• [演習文]:
1199ページ目 東証プライムPBR0.5割れ企業⑪秋田銀行

秋田県唯一の東証プライム上場企業ですがPBRは0.2(2023年6月30日終値)で一株純資産8503円の5分の1という評価額で放置されておりお隣の岩手銀行とはどんぐりの背比べ状態になっています。

過去10年の株価を見るとここも他の地銀と同様の値動きで2015年に4400円台の高値を付けるも日銀のマイナス金利導入で2016年に急落し2500円台になるも徐々に持ち直し2017年には3900円台まで小回復、ただ2017年末に大幅下落してからは下落トレンドが長く続きコロナ禍では1400円前後で地を這う展開となり2023年春にようやく2000円台を回復したと思ったらまた下落し6月末の時点で1671円という状態です。

過去10年の業績は国債を売却した2016年3月期と国債や株式の売却益が少なかった2022年3月期以外は概ね400億円台の経常収益を確保していますが経常利益は2015年3月期に116億円あったのを最後に1度も100億円台に達した年はなく2023年3月期は経常収益468億円経常利益49億円という業績です。

• [提供データ]:
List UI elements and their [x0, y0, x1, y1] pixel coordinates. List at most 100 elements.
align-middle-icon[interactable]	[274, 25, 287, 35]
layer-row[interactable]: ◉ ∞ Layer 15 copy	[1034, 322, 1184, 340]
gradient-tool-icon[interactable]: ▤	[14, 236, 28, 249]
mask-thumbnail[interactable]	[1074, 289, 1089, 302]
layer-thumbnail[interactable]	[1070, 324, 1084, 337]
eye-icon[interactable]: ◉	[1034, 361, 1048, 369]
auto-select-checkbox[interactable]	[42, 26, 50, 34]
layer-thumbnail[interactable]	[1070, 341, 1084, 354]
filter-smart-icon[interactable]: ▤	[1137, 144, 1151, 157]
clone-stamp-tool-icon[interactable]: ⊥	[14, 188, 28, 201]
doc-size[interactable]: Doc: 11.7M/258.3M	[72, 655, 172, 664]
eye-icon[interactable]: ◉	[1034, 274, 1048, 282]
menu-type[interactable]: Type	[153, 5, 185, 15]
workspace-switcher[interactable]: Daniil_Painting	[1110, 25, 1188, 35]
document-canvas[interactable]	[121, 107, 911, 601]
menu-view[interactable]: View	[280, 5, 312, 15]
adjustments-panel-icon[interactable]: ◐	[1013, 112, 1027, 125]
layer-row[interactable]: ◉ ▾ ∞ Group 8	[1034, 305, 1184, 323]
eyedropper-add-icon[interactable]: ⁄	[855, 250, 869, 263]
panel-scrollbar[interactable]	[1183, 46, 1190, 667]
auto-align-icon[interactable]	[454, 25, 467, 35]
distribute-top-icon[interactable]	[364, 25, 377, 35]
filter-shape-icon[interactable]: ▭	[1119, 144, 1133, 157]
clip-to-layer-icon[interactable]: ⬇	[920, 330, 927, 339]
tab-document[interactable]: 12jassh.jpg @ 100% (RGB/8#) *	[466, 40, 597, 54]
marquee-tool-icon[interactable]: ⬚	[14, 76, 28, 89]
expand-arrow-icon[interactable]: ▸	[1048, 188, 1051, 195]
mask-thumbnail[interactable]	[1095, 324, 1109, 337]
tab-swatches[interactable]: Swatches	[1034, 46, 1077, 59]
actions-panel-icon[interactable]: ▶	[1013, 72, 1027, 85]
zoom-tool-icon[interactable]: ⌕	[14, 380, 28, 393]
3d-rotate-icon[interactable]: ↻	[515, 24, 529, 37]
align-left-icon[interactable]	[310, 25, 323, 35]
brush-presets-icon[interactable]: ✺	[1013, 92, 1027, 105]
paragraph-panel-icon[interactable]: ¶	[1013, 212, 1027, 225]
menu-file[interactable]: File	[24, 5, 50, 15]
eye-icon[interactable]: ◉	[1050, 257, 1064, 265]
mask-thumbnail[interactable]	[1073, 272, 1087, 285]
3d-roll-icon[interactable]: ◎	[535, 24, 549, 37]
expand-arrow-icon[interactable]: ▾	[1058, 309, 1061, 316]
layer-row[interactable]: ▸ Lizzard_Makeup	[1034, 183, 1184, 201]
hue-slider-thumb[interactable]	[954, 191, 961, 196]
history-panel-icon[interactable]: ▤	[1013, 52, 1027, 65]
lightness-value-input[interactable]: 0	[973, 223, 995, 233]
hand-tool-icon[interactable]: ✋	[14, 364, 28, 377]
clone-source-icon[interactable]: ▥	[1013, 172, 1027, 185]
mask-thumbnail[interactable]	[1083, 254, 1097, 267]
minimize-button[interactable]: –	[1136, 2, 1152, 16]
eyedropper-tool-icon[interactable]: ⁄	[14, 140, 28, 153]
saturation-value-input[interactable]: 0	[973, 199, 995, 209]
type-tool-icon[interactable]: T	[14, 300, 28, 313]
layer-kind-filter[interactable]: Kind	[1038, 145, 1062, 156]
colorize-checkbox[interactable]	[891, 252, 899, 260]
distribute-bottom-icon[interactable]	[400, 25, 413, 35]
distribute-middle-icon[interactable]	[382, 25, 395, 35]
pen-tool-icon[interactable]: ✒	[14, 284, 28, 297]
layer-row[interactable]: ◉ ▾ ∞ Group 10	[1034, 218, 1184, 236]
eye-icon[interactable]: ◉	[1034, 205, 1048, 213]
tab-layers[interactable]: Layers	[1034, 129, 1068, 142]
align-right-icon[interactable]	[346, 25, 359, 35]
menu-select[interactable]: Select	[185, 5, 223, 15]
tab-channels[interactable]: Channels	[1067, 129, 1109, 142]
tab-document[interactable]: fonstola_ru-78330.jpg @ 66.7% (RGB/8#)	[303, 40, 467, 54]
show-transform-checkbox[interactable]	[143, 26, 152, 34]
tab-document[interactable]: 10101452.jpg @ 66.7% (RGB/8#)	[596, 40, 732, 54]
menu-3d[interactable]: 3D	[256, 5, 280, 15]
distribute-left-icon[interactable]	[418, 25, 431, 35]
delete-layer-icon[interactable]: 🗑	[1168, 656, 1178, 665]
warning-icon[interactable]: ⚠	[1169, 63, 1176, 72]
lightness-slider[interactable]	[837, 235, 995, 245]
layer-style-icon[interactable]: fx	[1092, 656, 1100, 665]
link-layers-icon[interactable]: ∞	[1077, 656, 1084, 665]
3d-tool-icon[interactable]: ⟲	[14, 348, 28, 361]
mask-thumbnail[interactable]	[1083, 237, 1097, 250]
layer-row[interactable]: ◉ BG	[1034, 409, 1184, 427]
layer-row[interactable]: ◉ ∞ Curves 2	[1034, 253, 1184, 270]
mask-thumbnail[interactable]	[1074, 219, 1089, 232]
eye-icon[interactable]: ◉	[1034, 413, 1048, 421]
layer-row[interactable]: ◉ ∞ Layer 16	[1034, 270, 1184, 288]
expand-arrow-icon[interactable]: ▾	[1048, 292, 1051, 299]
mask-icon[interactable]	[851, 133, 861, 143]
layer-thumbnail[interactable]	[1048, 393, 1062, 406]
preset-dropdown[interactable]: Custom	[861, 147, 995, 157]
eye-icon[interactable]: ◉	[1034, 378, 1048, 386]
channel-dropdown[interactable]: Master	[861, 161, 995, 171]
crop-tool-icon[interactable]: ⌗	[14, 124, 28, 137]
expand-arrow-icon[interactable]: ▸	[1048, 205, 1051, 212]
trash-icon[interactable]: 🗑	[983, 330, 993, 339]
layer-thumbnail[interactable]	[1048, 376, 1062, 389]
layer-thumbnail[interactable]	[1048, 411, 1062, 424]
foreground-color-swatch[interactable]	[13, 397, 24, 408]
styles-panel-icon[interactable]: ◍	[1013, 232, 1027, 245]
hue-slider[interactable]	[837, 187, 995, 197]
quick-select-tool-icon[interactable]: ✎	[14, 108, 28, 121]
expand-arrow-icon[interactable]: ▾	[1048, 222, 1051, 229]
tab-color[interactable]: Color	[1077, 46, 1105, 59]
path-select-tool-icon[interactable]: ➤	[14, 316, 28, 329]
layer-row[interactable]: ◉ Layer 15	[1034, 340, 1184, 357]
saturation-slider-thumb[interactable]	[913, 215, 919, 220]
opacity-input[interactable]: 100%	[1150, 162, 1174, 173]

• [演習課題]:
[a] 演習文をもとに、次の問いに答えよ。
(i) 2023年6月30日終値でのPBRはいくつか。
(ii) 6月末の時点の株価はいくらか。
(iii) 2023年3月期の経常利益はいくらか。
[b] 演習文のうち、「過去10年の株価を見るとここ」から「で1671円という状態です。」までの部分をそのまま出力してください。

• [解答]:
[a]
(i) 0.2
(ii) 1671円
(iii) 49億円

[b]
過去10年の株価を見るとここも他の地銀と同様の値動きで2015年に4400円台の高値を付けるも日銀のマイナス金利導入で2016年に急落し2500円台になるも徐々に持ち直し2017年には3900円台まで小回復、ただ2017年末に大幅下落してからは下落トレンドが長く続きコロナ禍では1400円前後で地を這う展開となり2023年春にようやく2000円台を回復したと思ったらまた下落し6月末の時点で1671円という状態です。